Each entry should be quoted word for word, including every mark of punctuation.
------ Material shown
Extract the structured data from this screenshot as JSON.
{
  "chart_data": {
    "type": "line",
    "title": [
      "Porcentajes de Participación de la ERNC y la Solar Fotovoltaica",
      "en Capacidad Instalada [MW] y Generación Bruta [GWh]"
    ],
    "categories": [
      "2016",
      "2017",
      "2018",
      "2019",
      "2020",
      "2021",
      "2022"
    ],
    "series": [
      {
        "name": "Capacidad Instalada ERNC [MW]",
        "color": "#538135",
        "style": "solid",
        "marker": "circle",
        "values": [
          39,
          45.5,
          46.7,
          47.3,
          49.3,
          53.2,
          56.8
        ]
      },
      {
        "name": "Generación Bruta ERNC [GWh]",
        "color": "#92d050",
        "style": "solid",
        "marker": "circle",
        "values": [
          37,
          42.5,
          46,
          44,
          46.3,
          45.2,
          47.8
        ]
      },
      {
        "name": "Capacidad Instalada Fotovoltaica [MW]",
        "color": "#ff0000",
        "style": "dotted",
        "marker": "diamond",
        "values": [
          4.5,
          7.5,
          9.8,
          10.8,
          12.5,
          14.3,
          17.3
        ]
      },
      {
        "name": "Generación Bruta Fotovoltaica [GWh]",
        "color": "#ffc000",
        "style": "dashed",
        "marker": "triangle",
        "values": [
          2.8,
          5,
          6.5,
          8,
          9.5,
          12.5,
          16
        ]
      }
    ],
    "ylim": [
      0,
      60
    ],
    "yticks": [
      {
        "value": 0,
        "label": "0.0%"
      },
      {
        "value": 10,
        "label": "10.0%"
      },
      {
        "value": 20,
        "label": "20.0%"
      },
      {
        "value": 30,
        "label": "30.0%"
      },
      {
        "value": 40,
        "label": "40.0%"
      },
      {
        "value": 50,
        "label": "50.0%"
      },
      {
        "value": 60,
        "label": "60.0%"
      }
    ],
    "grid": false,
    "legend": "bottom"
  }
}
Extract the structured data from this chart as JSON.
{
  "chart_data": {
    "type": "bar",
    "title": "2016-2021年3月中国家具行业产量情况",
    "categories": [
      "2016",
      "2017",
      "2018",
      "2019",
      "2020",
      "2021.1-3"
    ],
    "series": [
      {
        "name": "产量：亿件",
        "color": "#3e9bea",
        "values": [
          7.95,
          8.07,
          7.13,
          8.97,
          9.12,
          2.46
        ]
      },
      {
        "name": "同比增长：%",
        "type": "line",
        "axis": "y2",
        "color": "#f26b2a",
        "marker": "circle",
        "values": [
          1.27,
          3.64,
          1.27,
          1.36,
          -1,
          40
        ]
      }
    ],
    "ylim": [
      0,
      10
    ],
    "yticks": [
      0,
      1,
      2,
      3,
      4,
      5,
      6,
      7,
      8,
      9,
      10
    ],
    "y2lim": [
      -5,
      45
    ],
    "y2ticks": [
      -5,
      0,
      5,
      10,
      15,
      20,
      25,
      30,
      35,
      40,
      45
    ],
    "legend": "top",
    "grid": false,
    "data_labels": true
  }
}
------------
Problem solution:
Extract the structured data from this screenshot as JSON.
{
  "chart_data": {
    "type": "line",
    "title": [
      "Porcentajes de Participación de la ERNC y la Solar Fotovoltaica",
      "en Capacidad Instalada [MW] y Generación Bruta [GWh]"
    ],
    "categories": [
      "2016",
      "2017",
      "2018",
      "2019",
      "2020",
      "2021",
      "2022"
    ],
    "series": [
      {
        "name": "Capacidad Instalada ERNC [MW]",
        "color": "#538135",
        "style": "solid",
        "marker": "circle",
        "values": [
          39,
          45.5,
          46.7,
          47.3,
          49.3,
          53.2,
          56.8
        ]
      },
      {
        "name": "Generación Bruta ERNC [GWh]",
        "color": "#92d050",
        "style": "solid",
        "marker": "circle",
        "values": [
          37,
          42.5,
          46,
          44,
          46.3,
          45.2,
          47.8
        ]
      },
      {
        "name": "Capacidad Instalada Fotovoltaica [MW]",
        "color": "#ff0000",
        "style": "dotted",
        "marker": "diamond",
        "values": [
          4.5,
          7.5,
          9.8,
          10.8,
          12.5,
          14.3,
          17.3
        ]
      },
      {
        "name": "Generación Bruta Fotovoltaica [GWh]",
        "color": "#ffc000",
        "style": "dashed",
        "marker": "triangle",
        "values": [
          2.8,
          5,
          6.5,
          8,
          9.5,
          12.5,
          16
        ]
      }
    ],
    "ylim": [
      0,
      60
    ],
    "yticks": [
      {
        "value": 0,
        "label": "0.0%"
      },
      {
        "value": 10,
        "label": "10.0%"
      },
      {
        "value": 20,
        "label": "20.0%"
      },
      {
        "value": 30,
        "label": "30.0%"
      },
      {
        "value": 40,
        "label": "40.0%"
      },
      {
        "value": 50,
        "label": "50.0%"
      },
      {
        "value": 60,
        "label": "60.0%"
      }
    ],
    "grid": false,
    "legend": "bottom"
  }
}
Extract the structured data from this chart as JSON.
{
  "chart_data": {
    "type": "bar",
    "title": "2016-2021年3月中国家具行业产量情况",
    "categories": [
      "2016",
      "2017",
      "2018",
      "2019",
      "2020",
      "2021.1-3"
    ],
    "series": [
      {
        "name": "产量：亿件",
        "color": "#3e9bea",
        "values": [
          7.95,
          8.07,
          7.13,
          8.97,
          9.12,
          2.46
        ]
      },
      {
        "name": "同比增长：%",
        "type": "line",
        "axis": "y2",
        "color": "#f26b2a",
        "marker": "circle",
        "values": [
          1.27,
          3.64,
          1.27,
          1.36,
          -1,
          40
        ]
      }
    ],
    "ylim": [
      0,
      10
    ],
    "yticks": [
      0,
      1,
      2,
      3,
      4,
      5,
      6,
      7,
      8,
      9,
      10
    ],
    "y2lim": [
      -5,
      45
    ],
    "y2ticks": [
      -5,
      0,
      5,
      10,
      15,
      20,
      25,
      30,
      35,
      40,
      45
    ],
    "legend": "top",
    "grid": false,
    "data_labels": true
  }
}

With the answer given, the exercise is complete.